Data records:
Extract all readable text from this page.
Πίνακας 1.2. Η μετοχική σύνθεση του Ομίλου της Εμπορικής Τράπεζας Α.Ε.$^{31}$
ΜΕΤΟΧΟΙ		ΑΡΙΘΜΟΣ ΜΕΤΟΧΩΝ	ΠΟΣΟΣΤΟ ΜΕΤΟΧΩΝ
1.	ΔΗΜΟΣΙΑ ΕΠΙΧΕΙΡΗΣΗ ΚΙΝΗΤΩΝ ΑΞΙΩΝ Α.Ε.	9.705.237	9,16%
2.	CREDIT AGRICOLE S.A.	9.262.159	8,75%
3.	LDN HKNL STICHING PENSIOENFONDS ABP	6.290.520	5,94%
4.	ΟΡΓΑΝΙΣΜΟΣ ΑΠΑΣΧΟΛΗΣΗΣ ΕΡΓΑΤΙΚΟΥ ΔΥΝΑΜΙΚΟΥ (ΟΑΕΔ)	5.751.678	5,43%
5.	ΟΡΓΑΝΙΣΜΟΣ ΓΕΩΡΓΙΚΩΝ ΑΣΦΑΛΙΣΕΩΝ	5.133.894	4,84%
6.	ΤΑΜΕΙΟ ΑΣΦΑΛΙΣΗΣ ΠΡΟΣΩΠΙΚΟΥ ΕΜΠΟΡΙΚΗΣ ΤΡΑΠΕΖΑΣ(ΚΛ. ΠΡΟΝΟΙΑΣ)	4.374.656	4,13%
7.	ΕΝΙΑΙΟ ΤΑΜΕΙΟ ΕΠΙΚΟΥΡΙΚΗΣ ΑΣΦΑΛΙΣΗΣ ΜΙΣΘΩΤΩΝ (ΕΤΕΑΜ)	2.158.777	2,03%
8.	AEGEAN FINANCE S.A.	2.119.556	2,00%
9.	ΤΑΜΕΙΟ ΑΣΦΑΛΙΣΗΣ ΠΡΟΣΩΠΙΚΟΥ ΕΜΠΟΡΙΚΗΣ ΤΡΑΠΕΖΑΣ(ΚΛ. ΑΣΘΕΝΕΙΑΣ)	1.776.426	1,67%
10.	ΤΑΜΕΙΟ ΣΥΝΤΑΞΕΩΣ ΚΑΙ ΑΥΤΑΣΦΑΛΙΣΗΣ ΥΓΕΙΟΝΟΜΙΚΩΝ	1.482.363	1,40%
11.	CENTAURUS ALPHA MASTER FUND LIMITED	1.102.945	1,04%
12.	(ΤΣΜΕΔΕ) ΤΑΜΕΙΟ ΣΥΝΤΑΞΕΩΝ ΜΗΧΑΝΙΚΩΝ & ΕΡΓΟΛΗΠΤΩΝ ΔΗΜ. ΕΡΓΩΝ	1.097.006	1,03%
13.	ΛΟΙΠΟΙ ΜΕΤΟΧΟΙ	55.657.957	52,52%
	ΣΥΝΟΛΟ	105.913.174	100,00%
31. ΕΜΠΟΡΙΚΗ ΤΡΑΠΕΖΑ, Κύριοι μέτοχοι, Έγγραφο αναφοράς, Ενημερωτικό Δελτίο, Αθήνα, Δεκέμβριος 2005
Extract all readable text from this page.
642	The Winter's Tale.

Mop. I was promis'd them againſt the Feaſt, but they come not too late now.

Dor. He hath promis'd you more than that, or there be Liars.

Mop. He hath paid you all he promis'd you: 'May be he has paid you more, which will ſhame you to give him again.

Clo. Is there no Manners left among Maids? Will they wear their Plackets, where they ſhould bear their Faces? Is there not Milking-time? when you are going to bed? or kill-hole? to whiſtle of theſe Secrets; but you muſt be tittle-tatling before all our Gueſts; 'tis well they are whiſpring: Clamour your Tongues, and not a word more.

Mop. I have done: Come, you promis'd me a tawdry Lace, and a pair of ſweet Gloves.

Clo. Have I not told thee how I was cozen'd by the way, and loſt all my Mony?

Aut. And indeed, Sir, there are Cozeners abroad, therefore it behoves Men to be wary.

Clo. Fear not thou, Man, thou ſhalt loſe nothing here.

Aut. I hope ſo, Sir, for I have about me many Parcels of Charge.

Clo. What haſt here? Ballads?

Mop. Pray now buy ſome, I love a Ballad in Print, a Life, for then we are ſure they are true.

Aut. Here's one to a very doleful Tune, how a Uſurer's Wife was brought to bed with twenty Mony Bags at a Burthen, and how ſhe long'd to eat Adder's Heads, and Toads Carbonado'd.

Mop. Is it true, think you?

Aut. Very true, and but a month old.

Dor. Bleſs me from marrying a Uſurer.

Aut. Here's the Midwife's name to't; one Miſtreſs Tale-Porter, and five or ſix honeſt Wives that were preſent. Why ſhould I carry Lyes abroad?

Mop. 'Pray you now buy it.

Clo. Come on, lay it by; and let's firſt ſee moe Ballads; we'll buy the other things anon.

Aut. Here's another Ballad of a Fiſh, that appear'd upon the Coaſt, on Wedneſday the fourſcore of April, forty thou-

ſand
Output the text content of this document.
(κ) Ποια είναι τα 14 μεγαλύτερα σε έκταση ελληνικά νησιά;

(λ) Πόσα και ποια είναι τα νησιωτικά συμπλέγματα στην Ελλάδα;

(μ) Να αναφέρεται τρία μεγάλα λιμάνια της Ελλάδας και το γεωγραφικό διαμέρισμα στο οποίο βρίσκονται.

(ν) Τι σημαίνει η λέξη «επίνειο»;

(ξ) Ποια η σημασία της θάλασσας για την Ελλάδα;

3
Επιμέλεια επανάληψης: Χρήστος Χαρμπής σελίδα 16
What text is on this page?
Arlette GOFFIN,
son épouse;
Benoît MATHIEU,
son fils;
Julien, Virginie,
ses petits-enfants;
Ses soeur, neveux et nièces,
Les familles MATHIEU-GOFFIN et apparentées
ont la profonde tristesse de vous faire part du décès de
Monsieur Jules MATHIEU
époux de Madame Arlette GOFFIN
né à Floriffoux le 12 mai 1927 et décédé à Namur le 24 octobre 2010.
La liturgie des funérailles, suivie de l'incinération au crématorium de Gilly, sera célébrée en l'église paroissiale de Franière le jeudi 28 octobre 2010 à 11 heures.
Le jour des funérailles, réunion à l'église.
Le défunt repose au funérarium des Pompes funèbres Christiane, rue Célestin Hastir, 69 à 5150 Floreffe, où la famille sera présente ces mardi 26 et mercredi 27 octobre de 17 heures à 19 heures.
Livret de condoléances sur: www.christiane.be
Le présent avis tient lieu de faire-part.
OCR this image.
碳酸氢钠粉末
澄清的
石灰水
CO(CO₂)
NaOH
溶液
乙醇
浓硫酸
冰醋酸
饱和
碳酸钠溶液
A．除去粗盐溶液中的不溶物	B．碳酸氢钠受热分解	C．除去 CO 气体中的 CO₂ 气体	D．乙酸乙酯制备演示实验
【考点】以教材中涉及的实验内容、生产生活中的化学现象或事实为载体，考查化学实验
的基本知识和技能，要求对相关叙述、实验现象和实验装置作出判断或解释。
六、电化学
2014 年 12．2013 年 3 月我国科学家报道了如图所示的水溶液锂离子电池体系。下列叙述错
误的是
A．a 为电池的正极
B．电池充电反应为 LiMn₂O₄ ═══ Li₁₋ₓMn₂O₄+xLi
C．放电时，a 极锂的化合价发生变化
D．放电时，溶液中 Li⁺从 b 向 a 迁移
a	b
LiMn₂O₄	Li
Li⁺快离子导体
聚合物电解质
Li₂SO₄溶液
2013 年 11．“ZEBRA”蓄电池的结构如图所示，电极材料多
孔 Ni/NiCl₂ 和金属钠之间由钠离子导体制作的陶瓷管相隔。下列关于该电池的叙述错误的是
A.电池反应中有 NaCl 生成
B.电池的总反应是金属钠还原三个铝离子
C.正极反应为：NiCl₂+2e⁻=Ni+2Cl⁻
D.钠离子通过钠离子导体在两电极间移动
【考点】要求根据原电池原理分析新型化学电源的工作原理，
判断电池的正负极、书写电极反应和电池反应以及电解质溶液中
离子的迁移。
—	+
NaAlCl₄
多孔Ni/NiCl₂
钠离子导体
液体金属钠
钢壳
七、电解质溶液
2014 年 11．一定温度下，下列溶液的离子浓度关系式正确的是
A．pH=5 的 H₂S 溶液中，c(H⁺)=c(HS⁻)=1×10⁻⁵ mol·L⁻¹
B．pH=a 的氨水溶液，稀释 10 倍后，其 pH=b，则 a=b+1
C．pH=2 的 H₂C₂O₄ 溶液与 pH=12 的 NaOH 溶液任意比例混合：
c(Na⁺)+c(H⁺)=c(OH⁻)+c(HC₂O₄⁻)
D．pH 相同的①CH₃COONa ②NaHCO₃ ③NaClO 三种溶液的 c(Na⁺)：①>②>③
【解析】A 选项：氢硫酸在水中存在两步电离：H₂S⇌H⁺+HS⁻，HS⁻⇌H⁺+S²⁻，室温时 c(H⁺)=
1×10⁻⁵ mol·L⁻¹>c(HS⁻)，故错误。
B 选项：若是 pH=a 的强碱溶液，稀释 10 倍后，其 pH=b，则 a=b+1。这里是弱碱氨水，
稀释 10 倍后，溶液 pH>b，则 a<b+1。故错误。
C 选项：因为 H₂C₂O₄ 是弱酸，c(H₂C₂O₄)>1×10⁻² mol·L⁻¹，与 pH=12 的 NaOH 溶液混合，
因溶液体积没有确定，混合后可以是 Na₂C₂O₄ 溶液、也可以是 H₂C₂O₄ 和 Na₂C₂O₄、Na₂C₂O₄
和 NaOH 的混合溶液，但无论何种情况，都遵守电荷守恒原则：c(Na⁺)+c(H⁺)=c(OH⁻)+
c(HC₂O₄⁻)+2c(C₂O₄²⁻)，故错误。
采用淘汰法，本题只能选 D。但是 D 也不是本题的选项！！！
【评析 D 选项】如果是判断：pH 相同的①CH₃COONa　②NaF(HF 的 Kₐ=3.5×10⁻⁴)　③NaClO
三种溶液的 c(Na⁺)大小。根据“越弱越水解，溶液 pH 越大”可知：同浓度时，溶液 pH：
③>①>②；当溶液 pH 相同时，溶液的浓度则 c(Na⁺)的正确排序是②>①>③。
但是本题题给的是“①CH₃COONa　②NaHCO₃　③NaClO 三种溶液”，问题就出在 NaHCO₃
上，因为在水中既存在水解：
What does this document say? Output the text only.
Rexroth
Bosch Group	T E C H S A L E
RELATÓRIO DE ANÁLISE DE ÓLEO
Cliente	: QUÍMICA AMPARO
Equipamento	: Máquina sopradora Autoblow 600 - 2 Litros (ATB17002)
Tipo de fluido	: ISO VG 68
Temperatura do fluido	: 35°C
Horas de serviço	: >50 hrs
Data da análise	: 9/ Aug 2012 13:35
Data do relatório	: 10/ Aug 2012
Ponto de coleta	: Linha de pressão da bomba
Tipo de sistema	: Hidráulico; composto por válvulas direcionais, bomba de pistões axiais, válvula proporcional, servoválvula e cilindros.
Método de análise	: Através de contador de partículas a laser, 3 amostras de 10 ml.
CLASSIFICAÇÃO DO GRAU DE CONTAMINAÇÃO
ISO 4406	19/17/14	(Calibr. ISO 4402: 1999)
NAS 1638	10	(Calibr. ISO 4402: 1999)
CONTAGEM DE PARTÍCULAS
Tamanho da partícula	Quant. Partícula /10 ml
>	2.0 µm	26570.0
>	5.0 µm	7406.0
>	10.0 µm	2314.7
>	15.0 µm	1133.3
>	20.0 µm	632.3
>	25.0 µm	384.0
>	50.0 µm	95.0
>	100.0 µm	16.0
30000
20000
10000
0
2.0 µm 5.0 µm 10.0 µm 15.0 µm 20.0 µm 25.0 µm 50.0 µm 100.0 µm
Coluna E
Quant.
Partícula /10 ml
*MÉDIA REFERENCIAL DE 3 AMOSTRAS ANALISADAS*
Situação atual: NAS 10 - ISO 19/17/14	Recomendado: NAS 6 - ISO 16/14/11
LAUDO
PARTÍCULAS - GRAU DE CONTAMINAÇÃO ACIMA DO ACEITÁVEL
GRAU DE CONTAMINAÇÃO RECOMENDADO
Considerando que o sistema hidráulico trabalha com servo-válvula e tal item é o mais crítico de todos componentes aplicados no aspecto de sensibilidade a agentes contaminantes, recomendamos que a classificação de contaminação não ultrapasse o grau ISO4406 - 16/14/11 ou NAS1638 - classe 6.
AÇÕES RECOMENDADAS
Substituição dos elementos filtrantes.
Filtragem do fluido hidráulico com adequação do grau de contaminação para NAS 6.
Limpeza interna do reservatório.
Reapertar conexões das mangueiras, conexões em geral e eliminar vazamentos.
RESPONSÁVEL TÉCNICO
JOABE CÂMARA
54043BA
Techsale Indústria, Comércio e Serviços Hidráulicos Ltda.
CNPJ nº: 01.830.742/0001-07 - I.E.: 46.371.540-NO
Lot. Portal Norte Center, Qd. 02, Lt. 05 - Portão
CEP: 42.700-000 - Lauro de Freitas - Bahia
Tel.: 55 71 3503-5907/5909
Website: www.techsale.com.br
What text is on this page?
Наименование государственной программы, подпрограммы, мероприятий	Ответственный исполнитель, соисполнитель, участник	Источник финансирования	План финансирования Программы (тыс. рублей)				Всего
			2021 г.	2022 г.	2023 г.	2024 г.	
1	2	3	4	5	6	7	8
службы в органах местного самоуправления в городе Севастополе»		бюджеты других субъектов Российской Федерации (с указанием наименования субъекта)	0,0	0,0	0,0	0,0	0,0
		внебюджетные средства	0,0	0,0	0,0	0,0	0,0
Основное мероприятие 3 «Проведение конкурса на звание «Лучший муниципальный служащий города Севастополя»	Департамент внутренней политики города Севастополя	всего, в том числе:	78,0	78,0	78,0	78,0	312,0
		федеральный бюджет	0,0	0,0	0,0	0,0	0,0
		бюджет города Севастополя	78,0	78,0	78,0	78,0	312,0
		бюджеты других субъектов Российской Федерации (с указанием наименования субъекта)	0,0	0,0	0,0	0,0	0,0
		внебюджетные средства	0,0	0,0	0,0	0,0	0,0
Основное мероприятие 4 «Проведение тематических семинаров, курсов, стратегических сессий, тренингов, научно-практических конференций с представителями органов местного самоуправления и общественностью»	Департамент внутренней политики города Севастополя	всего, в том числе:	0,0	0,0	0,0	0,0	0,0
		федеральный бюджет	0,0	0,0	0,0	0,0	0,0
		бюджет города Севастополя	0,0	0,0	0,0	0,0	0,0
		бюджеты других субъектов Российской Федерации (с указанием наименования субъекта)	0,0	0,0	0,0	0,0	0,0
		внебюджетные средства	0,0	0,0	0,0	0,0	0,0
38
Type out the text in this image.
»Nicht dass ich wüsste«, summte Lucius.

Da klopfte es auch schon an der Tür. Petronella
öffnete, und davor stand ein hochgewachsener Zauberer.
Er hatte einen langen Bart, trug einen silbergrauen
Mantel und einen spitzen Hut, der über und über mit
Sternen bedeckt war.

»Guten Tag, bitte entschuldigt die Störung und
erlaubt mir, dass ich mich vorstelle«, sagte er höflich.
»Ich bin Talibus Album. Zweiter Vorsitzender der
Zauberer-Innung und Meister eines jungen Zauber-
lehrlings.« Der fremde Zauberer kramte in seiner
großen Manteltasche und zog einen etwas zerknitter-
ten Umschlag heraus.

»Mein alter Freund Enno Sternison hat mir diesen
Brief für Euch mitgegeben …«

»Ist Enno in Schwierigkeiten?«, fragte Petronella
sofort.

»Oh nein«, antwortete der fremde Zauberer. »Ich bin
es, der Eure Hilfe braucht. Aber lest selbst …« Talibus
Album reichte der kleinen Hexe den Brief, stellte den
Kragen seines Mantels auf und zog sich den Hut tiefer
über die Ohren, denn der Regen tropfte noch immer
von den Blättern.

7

What to produce: Gather each line from the listing above that holds "hath".

Result for this exercise:
Dor. He hath promis'd you more than that, or there be Liars.
Mop. He hath paid you all he promis'd you: 'May be he has paid you more, which will ſhame you to give him again.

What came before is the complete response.